• _Task directions_
Extract each line of the material that follows exactly and omit its pictures.

• _Entries provided_
[start]

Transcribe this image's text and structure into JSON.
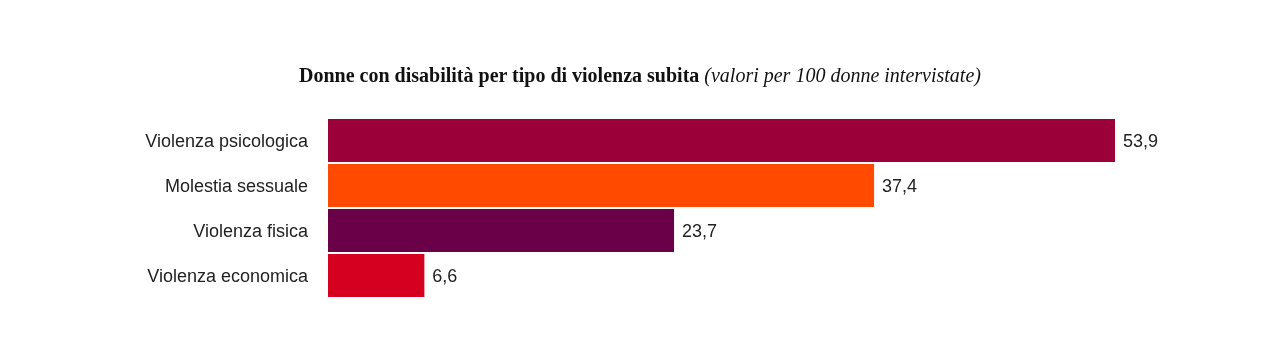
{
  "chart_data": {
    "type": "bar",
    "orientation": "horizontal",
    "title": "Donne con disabilità per tipo di violenza subita",
    "subtitle": "(valori per 100 donne intervistate)",
    "categories": [
      "Violenza psicologica",
      "Molestia sessuale",
      "Violenza fisica",
      "Violenza economica"
    ],
    "values": [
      53.9,
      37.4,
      23.7,
      6.6
    ],
    "value_labels": [
      "53,9",
      "37,4",
      "23,7",
      "6,6"
    ],
    "colors": [
      "#9b0039",
      "#ff4a00",
      "#6a0048",
      "#d5001f"
    ]
  }
}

[end]

• _Result_
Transcribe this image's text and structure into JSON.
{
  "chart_data": {
    "type": "bar",
    "orientation": "horizontal",
    "title": "Donne con disabilità per tipo di violenza subita",
    "subtitle": "(valori per 100 donne intervistate)",
    "categories": [
      "Violenza psicologica",
      "Molestia sessuale",
      "Violenza fisica",
      "Violenza economica"
    ],
    "values": [
      53.9,
      37.4,
      23.7,
      6.6
    ],
    "value_labels": [
      "53,9",
      "37,4",
      "23,7",
      "6,6"
    ],
    "colors": [
      "#9b0039",
      "#ff4a00",
      "#6a0048",
      "#d5001f"
    ]
  }
}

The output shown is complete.